begin Dataset rows

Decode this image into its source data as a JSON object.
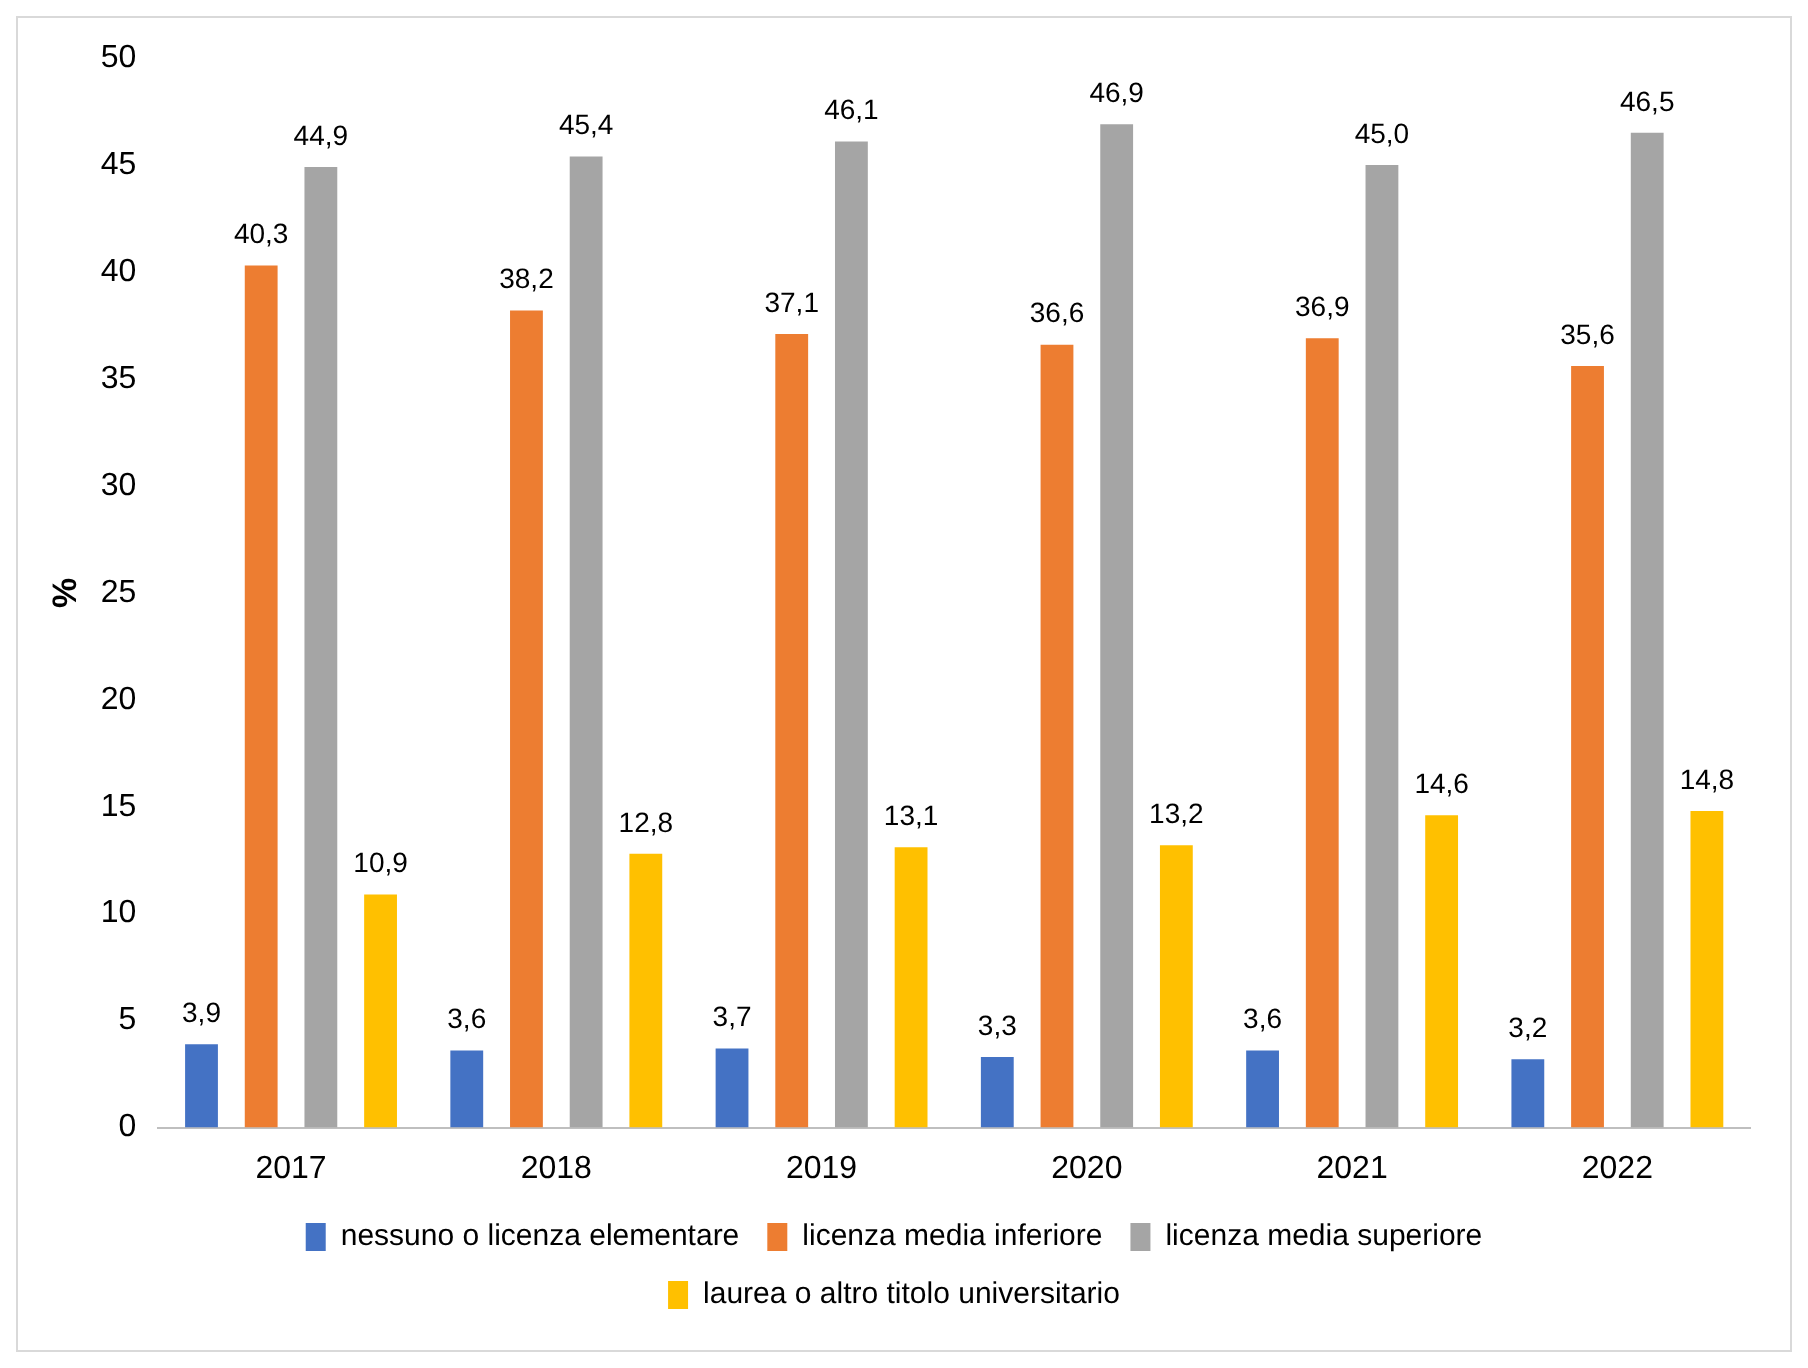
{
  "chart_data": {
    "type": "bar",
    "ylabel": "%",
    "categories": [
      "2017",
      "2018",
      "2019",
      "2020",
      "2021",
      "2022"
    ],
    "series": [
      {
        "name": "nessuno o licenza elementare",
        "color": "#4472c4",
        "values": [
          3.9,
          3.6,
          3.7,
          3.3,
          3.6,
          3.2
        ],
        "value_labels": [
          "3,9",
          "3,6",
          "3,7",
          "3,3",
          "3,6",
          "3,2"
        ]
      },
      {
        "name": "licenza media inferiore",
        "color": "#ed7d31",
        "values": [
          40.3,
          38.2,
          37.1,
          36.6,
          36.9,
          35.6
        ],
        "value_labels": [
          "40,3",
          "38,2",
          "37,1",
          "36,6",
          "36,9",
          "35,6"
        ]
      },
      {
        "name": "licenza media superiore",
        "color": "#a5a5a5",
        "values": [
          44.9,
          45.4,
          46.1,
          46.9,
          45.0,
          46.5
        ],
        "value_labels": [
          "44,9",
          "45,4",
          "46,1",
          "46,9",
          "45,0",
          "46,5"
        ]
      },
      {
        "name": "laurea o altro titolo universitario",
        "color": "#ffc000",
        "values": [
          10.9,
          12.8,
          13.1,
          13.2,
          14.6,
          14.8
        ],
        "value_labels": [
          "10,9",
          "12,8",
          "13,1",
          "13,2",
          "14,6",
          "14,8"
        ]
      }
    ],
    "ylim": [
      0,
      50
    ],
    "yticks": [
      0,
      5,
      10,
      15,
      20,
      25,
      30,
      35,
      40,
      45,
      50
    ],
    "grid": false,
    "legend": "bottom"
  }
}
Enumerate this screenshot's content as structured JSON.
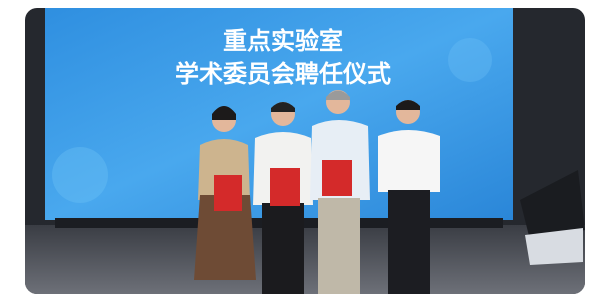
{
  "image": {
    "screen_text": [
      "重点实验室",
      "学术委员会聘任仪式"
    ]
  }
}
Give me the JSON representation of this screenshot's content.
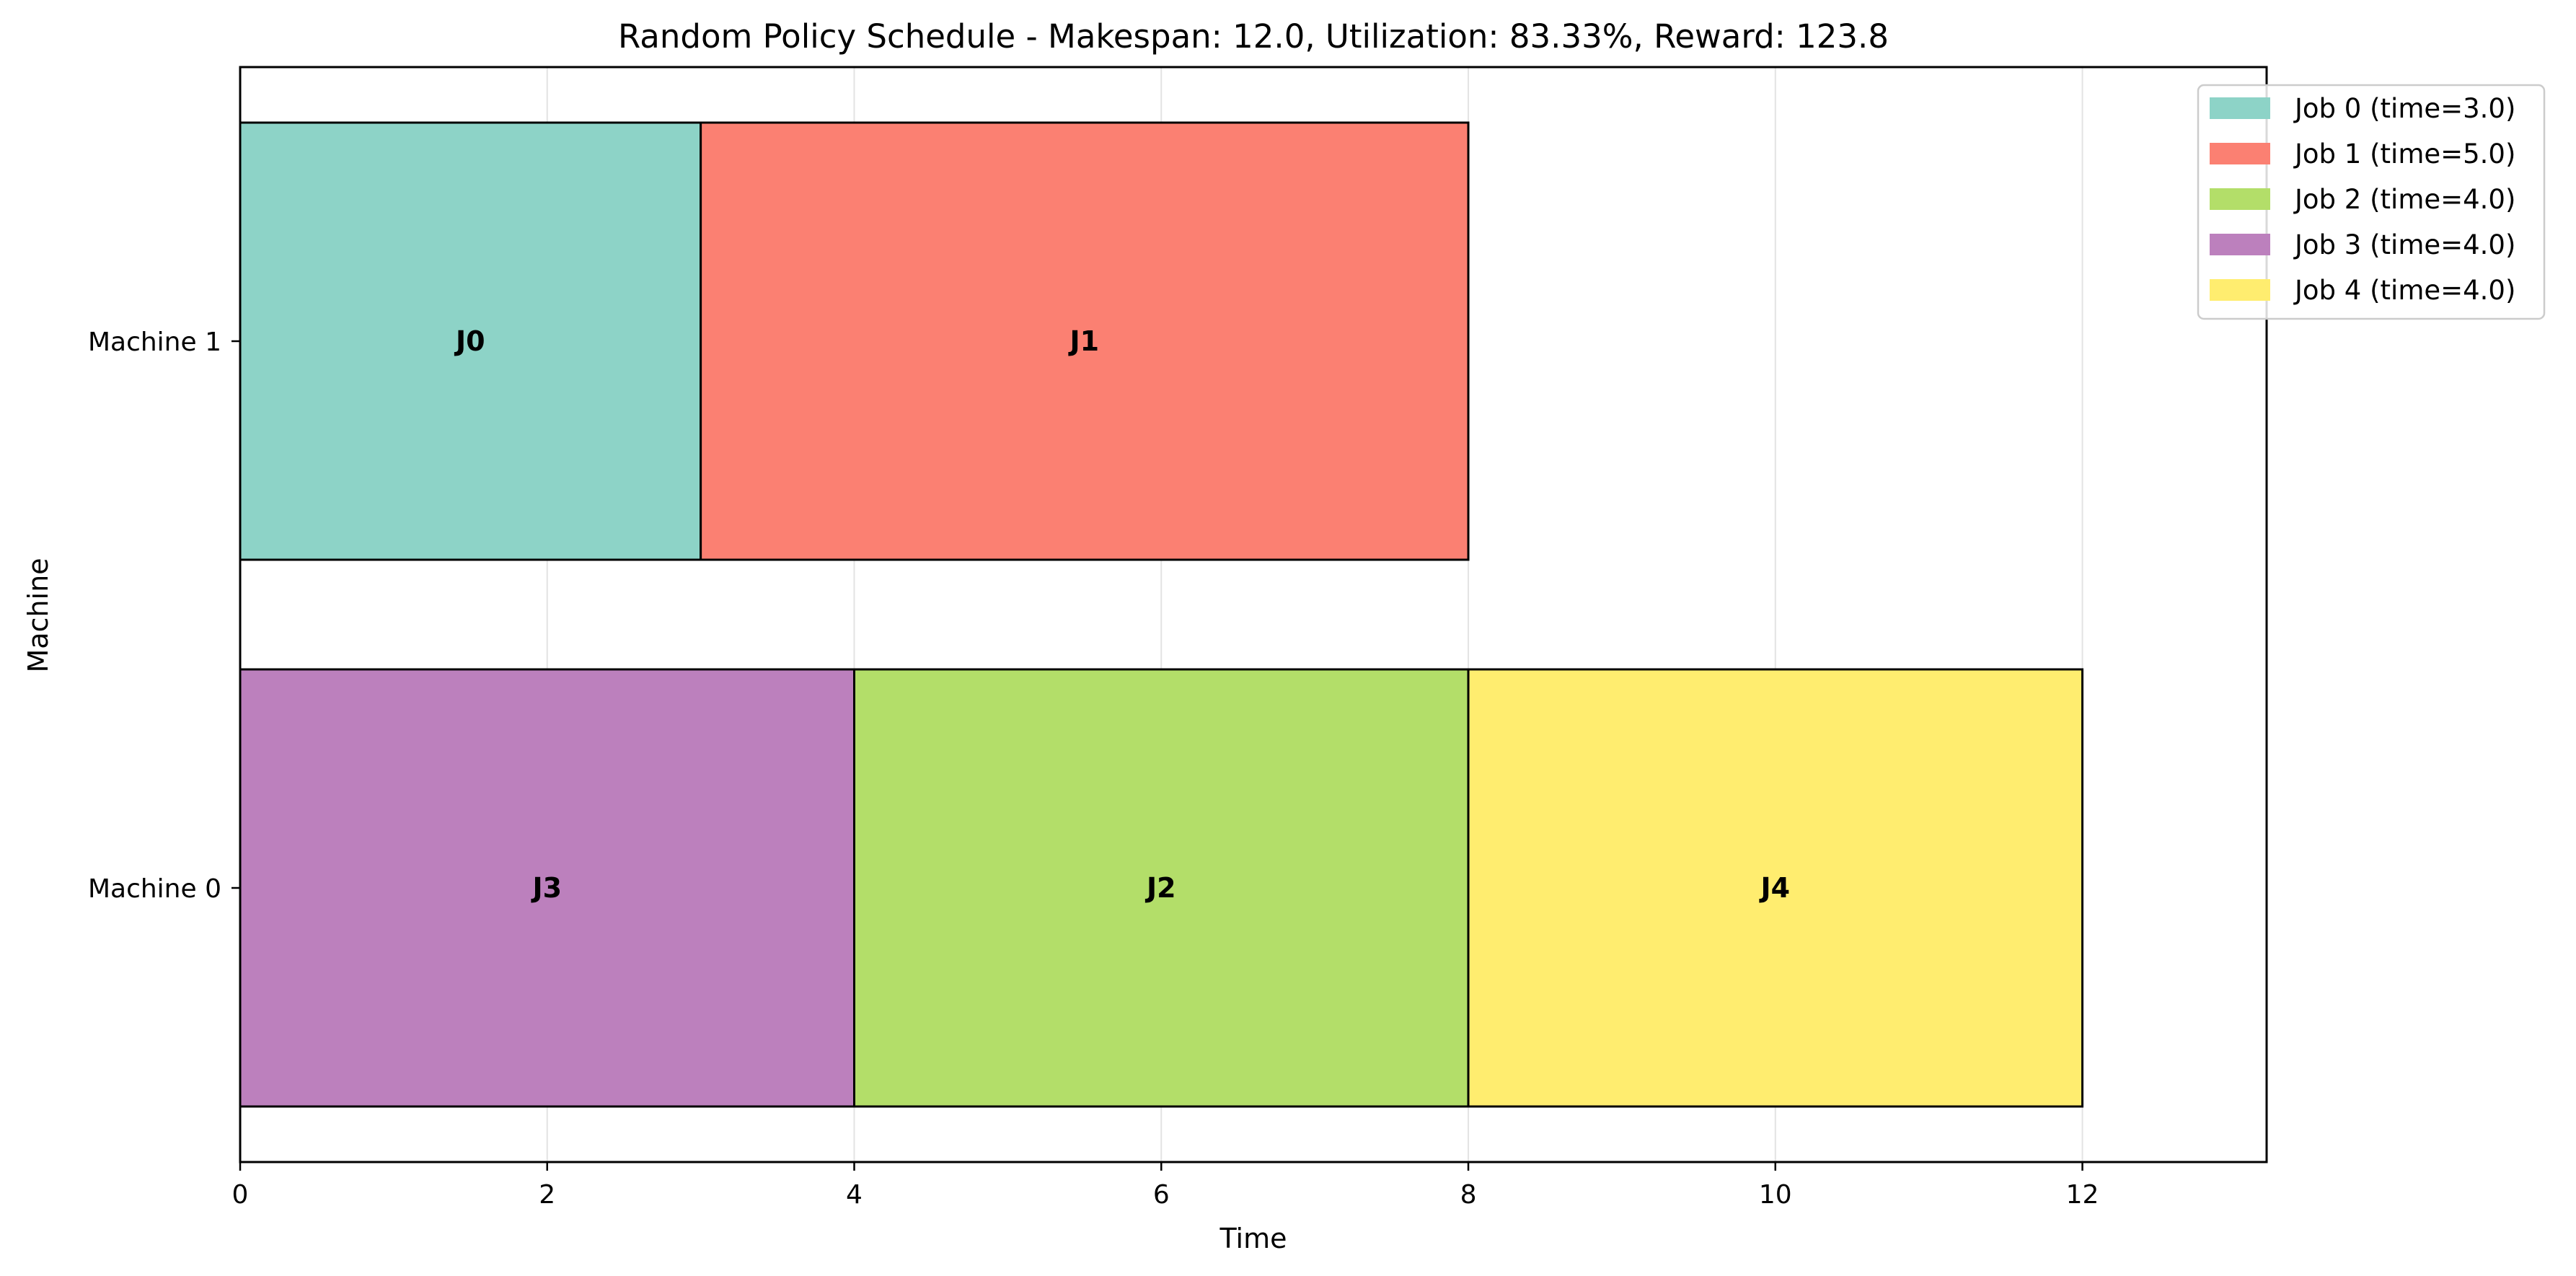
{
  "chart_data": {
    "type": "gantt",
    "title": "Random Policy Schedule - Makespan: 12.0, Utilization: 83.33%, Reward: 123.8",
    "xlabel": "Time",
    "ylabel": "Machine",
    "xlim": [
      0,
      13.2
    ],
    "xticks": [
      0,
      2,
      4,
      6,
      8,
      10,
      12
    ],
    "grid": "vertical",
    "legend_position": "top-right",
    "machines": [
      "Machine 1",
      "Machine 0"
    ],
    "tasks": [
      {
        "machine": "Machine 1",
        "job": "J0",
        "start": 0,
        "end": 3,
        "color": "#8dd3c7"
      },
      {
        "machine": "Machine 1",
        "job": "J1",
        "start": 3,
        "end": 8,
        "color": "#fb8072"
      },
      {
        "machine": "Machine 0",
        "job": "J3",
        "start": 0,
        "end": 4,
        "color": "#bc80bd"
      },
      {
        "machine": "Machine 0",
        "job": "J2",
        "start": 4,
        "end": 8,
        "color": "#b3de69"
      },
      {
        "machine": "Machine 0",
        "job": "J4",
        "start": 8,
        "end": 12,
        "color": "#ffed6f"
      }
    ],
    "legend": [
      {
        "label": "Job 0 (time=3.0)",
        "color": "#8dd3c7"
      },
      {
        "label": "Job 1 (time=5.0)",
        "color": "#fb8072"
      },
      {
        "label": "Job 2 (time=4.0)",
        "color": "#b3de69"
      },
      {
        "label": "Job 3 (time=4.0)",
        "color": "#bc80bd"
      },
      {
        "label": "Job 4 (time=4.0)",
        "color": "#ffed6f"
      }
    ]
  }
}
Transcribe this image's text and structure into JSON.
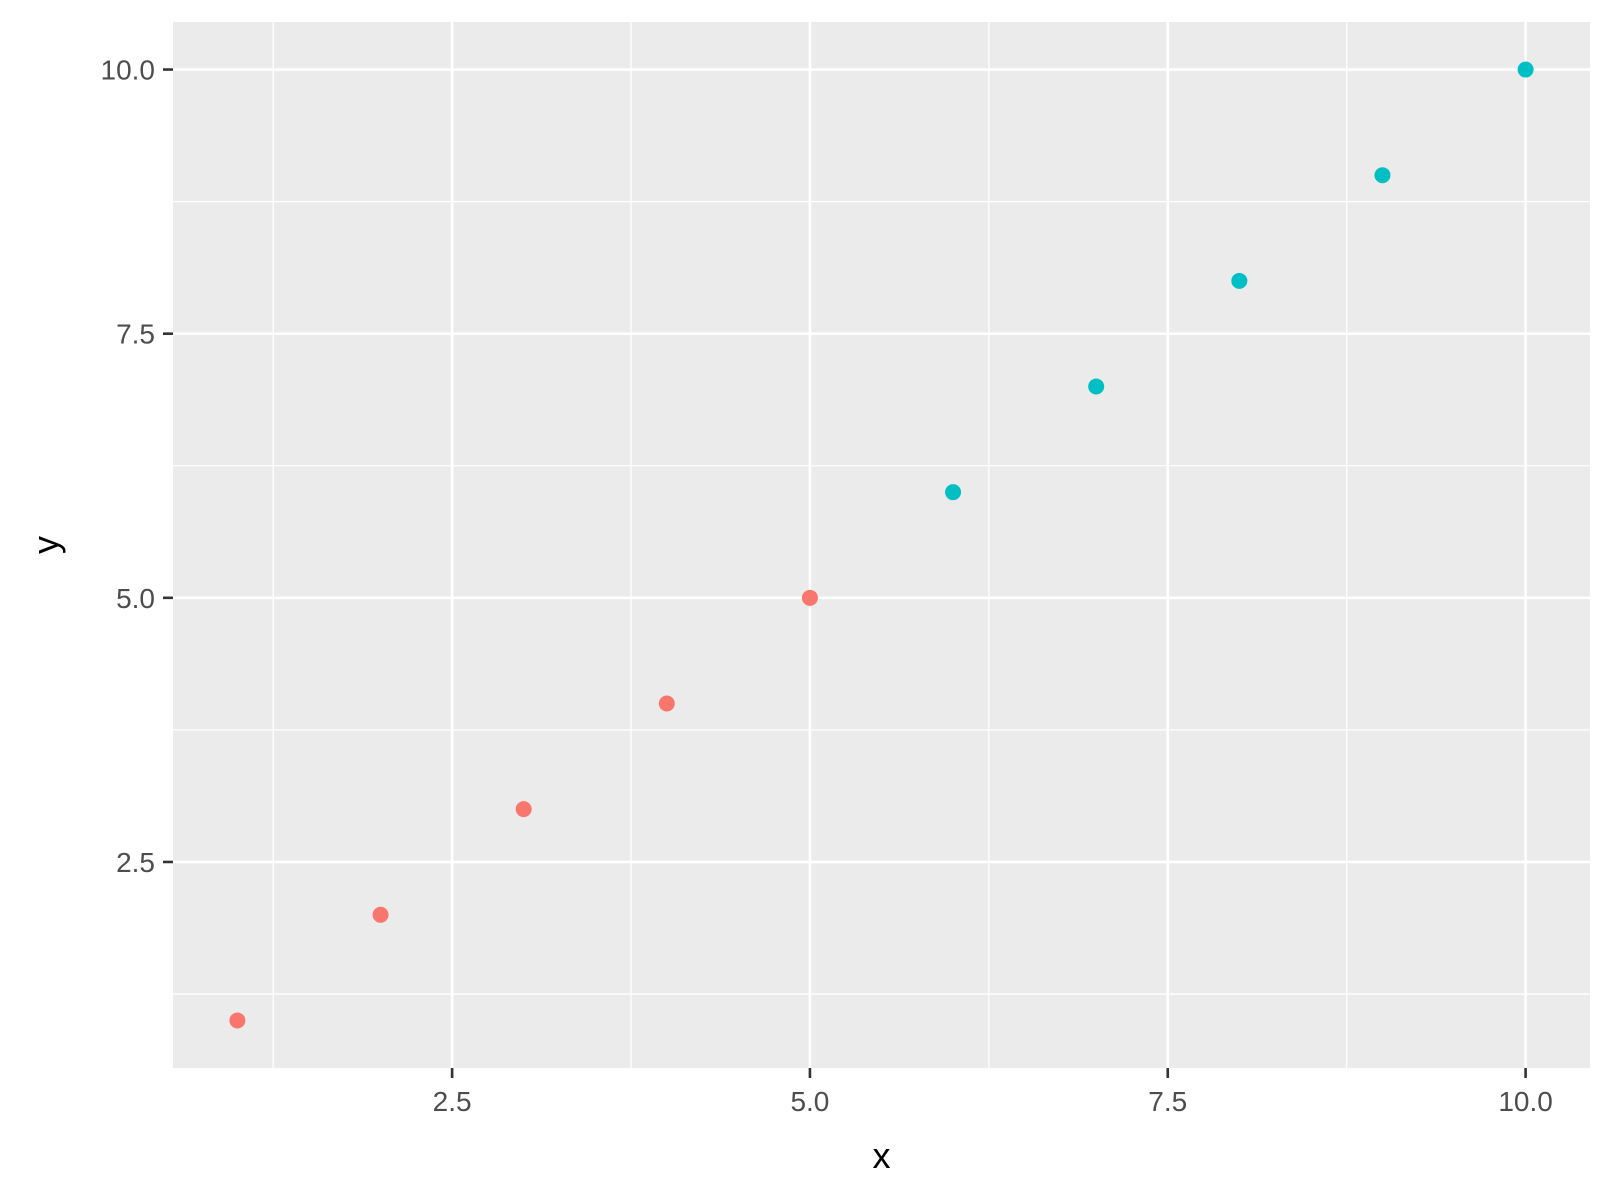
{
  "chart_data": {
    "type": "scatter",
    "title": "",
    "xlabel": "x",
    "ylabel": "y",
    "xlim": [
      0.55,
      10.45
    ],
    "ylim": [
      0.55,
      10.45
    ],
    "x_ticks": [
      2.5,
      5.0,
      7.5,
      10.0
    ],
    "y_ticks": [
      2.5,
      5.0,
      7.5,
      10.0
    ],
    "x_tick_labels": [
      "2.5",
      "5.0",
      "7.5",
      "10.0"
    ],
    "y_tick_labels": [
      "2.5",
      "5.0",
      "7.5",
      "10.0"
    ],
    "grid": true,
    "legend": "none",
    "series": [
      {
        "color": "#F8766D",
        "x": [
          1,
          2,
          3,
          4,
          5
        ],
        "y": [
          1,
          2,
          3,
          4,
          5
        ]
      },
      {
        "color": "#00BFC4",
        "x": [
          6,
          7,
          8,
          9,
          10
        ],
        "y": [
          6,
          7,
          8,
          9,
          10
        ]
      }
    ],
    "panel_background": "#EBEBEB"
  }
}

end Dataset rows

Select the lines from the entries that include the word "title".

> **Response below**:
    "title": "Random Policy Schedule - Makespan: 12.0, Utilization: 83.33%, Reward: 123.8",
    "title": "",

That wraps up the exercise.